(WHAT THE TASK REQUIRES) Scan the entries for lines with the word "reserved", then copy those lines.

(SUPPLIED INFORMATION)
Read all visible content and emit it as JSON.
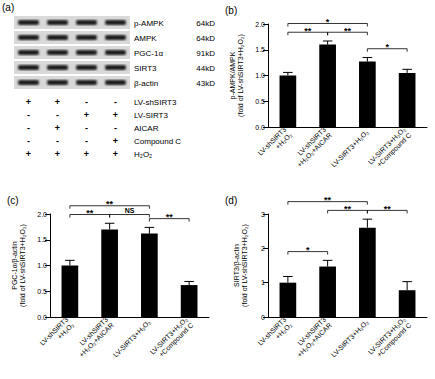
{
  "blot": {
    "label": "(a)",
    "rows": [
      {
        "protein": "p-AMPK",
        "size": "64kD"
      },
      {
        "protein": "AMPK",
        "size": "64kD"
      },
      {
        "protein": "PGC-1α",
        "size": "91kD"
      },
      {
        "protein": "SIRT3",
        "size": "44kD"
      },
      {
        "protein": "β-actin",
        "size": "43kD"
      }
    ],
    "treatments": [
      {
        "name": "LV-shSIRT3",
        "signs": [
          "+",
          "+",
          "-",
          "-"
        ]
      },
      {
        "name": "LV-SIRT3",
        "signs": [
          "-",
          "-",
          "+",
          "+"
        ]
      },
      {
        "name": "AICAR",
        "signs": [
          "-",
          "+",
          "-",
          "-"
        ]
      },
      {
        "name": "Compound C",
        "signs": [
          "-",
          "-",
          "-",
          "+"
        ]
      },
      {
        "name": "H₂O₂",
        "signs": [
          "+",
          "+",
          "+",
          "+"
        ]
      }
    ]
  },
  "chart_data": [
    {
      "type": "bar",
      "title": "(b)",
      "y_label": "p-AMPK/AMPK\n(fold of LV-shSIRT3+H₂O₂)",
      "categories": [
        "LV-shSIRT3\n+H₂O₂",
        "LV-shSIRT3\n+H₂O₂+AICAR",
        "LV-SIRT3+H₂O₂",
        "LV-SIRT3+H₂O₂\n+Compound C"
      ],
      "values": [
        1.0,
        1.6,
        1.27,
        1.05
      ],
      "errors": [
        0.06,
        0.07,
        0.08,
        0.07
      ],
      "color": "#000000",
      "ylim": [
        0,
        2
      ],
      "yticks": [
        {
          "value": 0,
          "label": "0.0"
        },
        {
          "value": 0.5,
          "label": "0.5"
        },
        {
          "value": 1,
          "label": "1.0"
        },
        {
          "value": 1.5,
          "label": "1.5"
        },
        {
          "value": 2,
          "label": "2.0"
        }
      ],
      "grid": false,
      "significance": [
        {
          "from": 0,
          "to": 1,
          "label": "**"
        },
        {
          "from": 1,
          "to": 2,
          "label": "**"
        },
        {
          "from": 2,
          "to": 3,
          "label": "*"
        },
        {
          "from": 0,
          "to": 2,
          "label": "*"
        }
      ]
    },
    {
      "type": "bar",
      "title": "(c)",
      "y_label": "PGC-1α/β-actin\n(fold of LV-shSIRT3+H₂O₂)",
      "categories": [
        "LV-shSIRT3\n+H₂O₂",
        "LV-shSIRT3\n+H₂O₂+AICAR",
        "LV-SIRT3+H₂O₂",
        "LV-SIRT3+H₂O₂\n+Compound C"
      ],
      "values": [
        1.0,
        1.7,
        1.62,
        0.62
      ],
      "errors": [
        0.1,
        0.12,
        0.12,
        0.07
      ],
      "color": "#000000",
      "ylim": [
        0,
        2
      ],
      "yticks": [
        {
          "value": 0,
          "label": "0.0"
        },
        {
          "value": 0.5,
          "label": "0.5"
        },
        {
          "value": 1,
          "label": "1.0"
        },
        {
          "value": 1.5,
          "label": "1.5"
        },
        {
          "value": 2,
          "label": "2.0"
        }
      ],
      "grid": false,
      "significance": [
        {
          "from": 0,
          "to": 1,
          "label": "**"
        },
        {
          "from": 1,
          "to": 2,
          "label": "NS"
        },
        {
          "from": 2,
          "to": 3,
          "label": "**"
        },
        {
          "from": 0,
          "to": 2,
          "label": "**"
        }
      ]
    },
    {
      "type": "bar",
      "title": "(d)",
      "y_label": "SIRT3/β-actin\n(fold of LV-shSIRT3+H₂O₂)",
      "categories": [
        "LV-shSIRT3\n+H₂O₂",
        "LV-shSIRT3\n+H₂O₂+AICAR",
        "LV-SIRT3+H₂O₂",
        "LV-SIRT3+H₂O₂\n+Compound C"
      ],
      "values": [
        1.0,
        1.47,
        2.6,
        0.78
      ],
      "errors": [
        0.18,
        0.18,
        0.25,
        0.25
      ],
      "color": "#000000",
      "ylim": [
        0,
        3
      ],
      "yticks": [
        0,
        1,
        2,
        3
      ],
      "grid": false,
      "significance": [
        {
          "from": 0,
          "to": 1,
          "label": "*"
        },
        {
          "from": 1,
          "to": 2,
          "label": "**"
        },
        {
          "from": 2,
          "to": 3,
          "label": "**"
        },
        {
          "from": 0,
          "to": 2,
          "label": "**"
        }
      ]
    }
  ]
}
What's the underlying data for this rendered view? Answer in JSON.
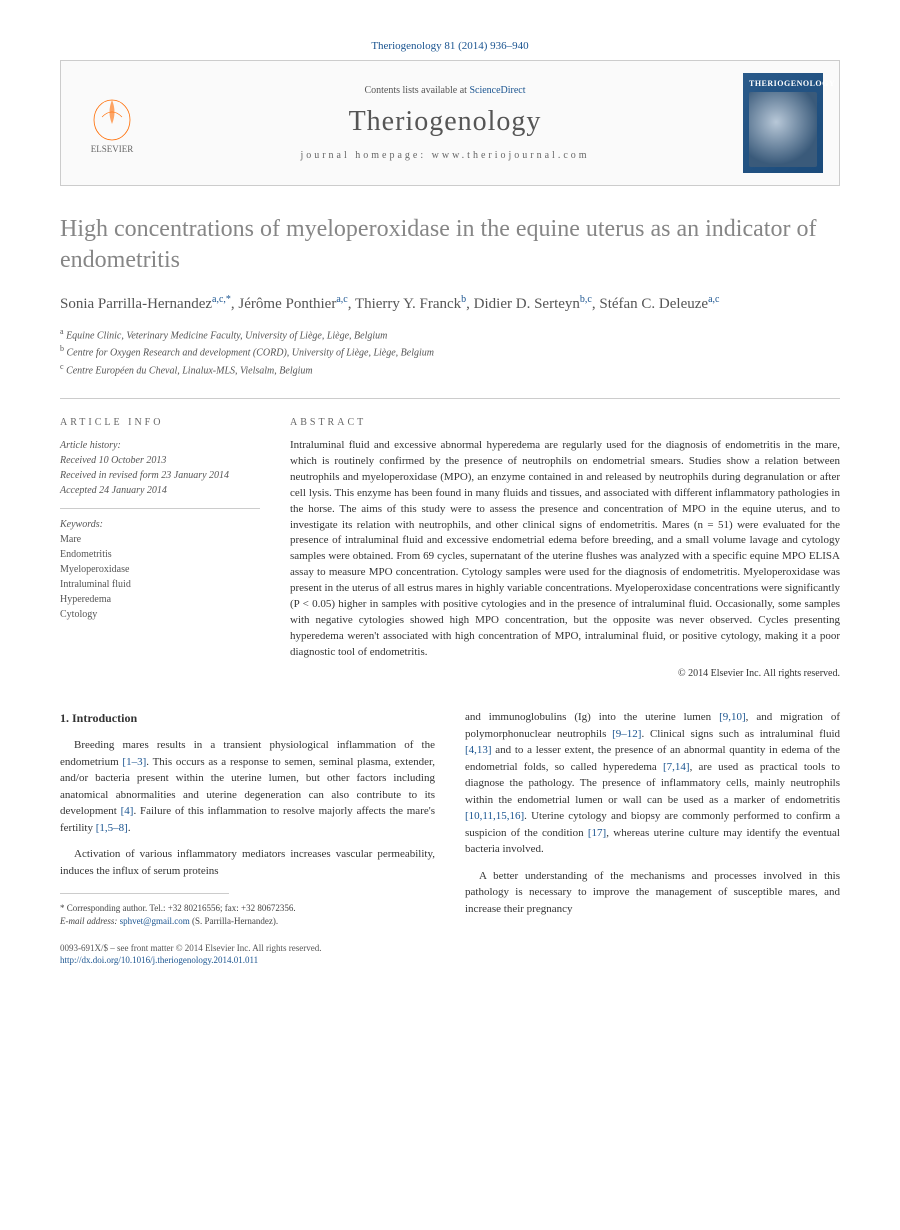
{
  "citation": "Theriogenology 81 (2014) 936–940",
  "header": {
    "contents_prefix": "Contents lists available at ",
    "contents_link": "ScienceDirect",
    "journal_name": "Theriogenology",
    "homepage_prefix": "journal homepage: ",
    "homepage_url": "www.theriojournal.com",
    "elsevier_brand": "ELSEVIER",
    "cover_title": "THERIOGENOLOGY"
  },
  "title": "High concentrations of myeloperoxidase in the equine uterus as an indicator of endometritis",
  "authors_html": "Sonia Parrilla-Hernandez|a,c,*|, Jérôme Ponthier|a,c|, Thierry Y. Franck|b|, Didier D. Serteyn|b,c|, Stéfan C. Deleuze|a,c|",
  "affiliations": [
    {
      "sup": "a",
      "text": "Equine Clinic, Veterinary Medicine Faculty, University of Liège, Liège, Belgium"
    },
    {
      "sup": "b",
      "text": "Centre for Oxygen Research and development (CORD), University of Liège, Liège, Belgium"
    },
    {
      "sup": "c",
      "text": "Centre Européen du Cheval, Linalux-MLS, Vielsalm, Belgium"
    }
  ],
  "article_info": {
    "heading": "article info",
    "history_label": "Article history:",
    "history": [
      "Received 10 October 2013",
      "Received in revised form 23 January 2014",
      "Accepted 24 January 2014"
    ],
    "keywords_label": "Keywords:",
    "keywords": [
      "Mare",
      "Endometritis",
      "Myeloperoxidase",
      "Intraluminal fluid",
      "Hyperedema",
      "Cytology"
    ]
  },
  "abstract": {
    "heading": "abstract",
    "text": "Intraluminal fluid and excessive abnormal hyperedema are regularly used for the diagnosis of endometritis in the mare, which is routinely confirmed by the presence of neutrophils on endometrial smears. Studies show a relation between neutrophils and myeloperoxidase (MPO), an enzyme contained in and released by neutrophils during degranulation or after cell lysis. This enzyme has been found in many fluids and tissues, and associated with different inflammatory pathologies in the horse. The aims of this study were to assess the presence and concentration of MPO in the equine uterus, and to investigate its relation with neutrophils, and other clinical signs of endometritis. Mares (n = 51) were evaluated for the presence of intraluminal fluid and excessive endometrial edema before breeding, and a small volume lavage and cytology samples were obtained. From 69 cycles, supernatant of the uterine flushes was analyzed with a specific equine MPO ELISA assay to measure MPO concentration. Cytology samples were used for the diagnosis of endometritis. Myeloperoxidase was present in the uterus of all estrus mares in highly variable concentrations. Myeloperoxidase concentrations were significantly (P < 0.05) higher in samples with positive cytologies and in the presence of intraluminal fluid. Occasionally, some samples with negative cytologies showed high MPO concentration, but the opposite was never observed. Cycles presenting hyperedema weren't associated with high concentration of MPO, intraluminal fluid, or positive cytology, making it a poor diagnostic tool of endometritis.",
    "copyright": "© 2014 Elsevier Inc. All rights reserved."
  },
  "introduction": {
    "heading": "1. Introduction",
    "p1_pre": "Breeding mares results in a transient physiological inflammation of the endometrium ",
    "p1_cite1": "[1–3]",
    "p1_mid": ". This occurs as a response to semen, seminal plasma, extender, and/or bacteria present within the uterine lumen, but other factors including anatomical abnormalities and uterine degeneration can also contribute to its development ",
    "p1_cite2": "[4]",
    "p1_mid2": ". Failure of this inflammation to resolve majorly affects the mare's fertility ",
    "p1_cite3": "[1,5–8]",
    "p1_end": ".",
    "p2": "Activation of various inflammatory mediators increases vascular permeability, induces the influx of serum proteins",
    "p3_pre": "and immunoglobulins (Ig) into the uterine lumen ",
    "p3_c1": "[9,10]",
    "p3_m1": ", and migration of polymorphonuclear neutrophils ",
    "p3_c2": "[9–12]",
    "p3_m2": ". Clinical signs such as intraluminal fluid ",
    "p3_c3": "[4,13]",
    "p3_m3": " and to a lesser extent, the presence of an abnormal quantity in edema of the endometrial folds, so called hyperedema ",
    "p3_c4": "[7,14]",
    "p3_m4": ", are used as practical tools to diagnose the pathology. The presence of inflammatory cells, mainly neutrophils within the endometrial lumen or wall can be used as a marker of endometritis ",
    "p3_c5": "[10,11,15,16]",
    "p3_m5": ". Uterine cytology and biopsy are commonly performed to confirm a suspicion of the condition ",
    "p3_c6": "[17]",
    "p3_m6": ", whereas uterine culture may identify the eventual bacteria involved.",
    "p4": "A better understanding of the mechanisms and processes involved in this pathology is necessary to improve the management of susceptible mares, and increase their pregnancy"
  },
  "footnote": {
    "corr_label": "* Corresponding author. Tel.: +32 80216556; fax: +32 80672356.",
    "email_label": "E-mail address:",
    "email": "sphvet@gmail.com",
    "email_who": "(S. Parrilla-Hernandez)."
  },
  "bottom": {
    "line1": "0093-691X/$ – see front matter © 2014 Elsevier Inc. All rights reserved.",
    "doi": "http://dx.doi.org/10.1016/j.theriogenology.2014.01.011"
  },
  "colors": {
    "link": "#1a5490",
    "title_gray": "#868686"
  }
}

(ANSWER SECTION)
    "copyright": "© 2014 Elsevier Inc. All rights reserved."
    "line1": "0093-691X/$ – see front matter © 2014 Elsevier Inc. All rights reserved.",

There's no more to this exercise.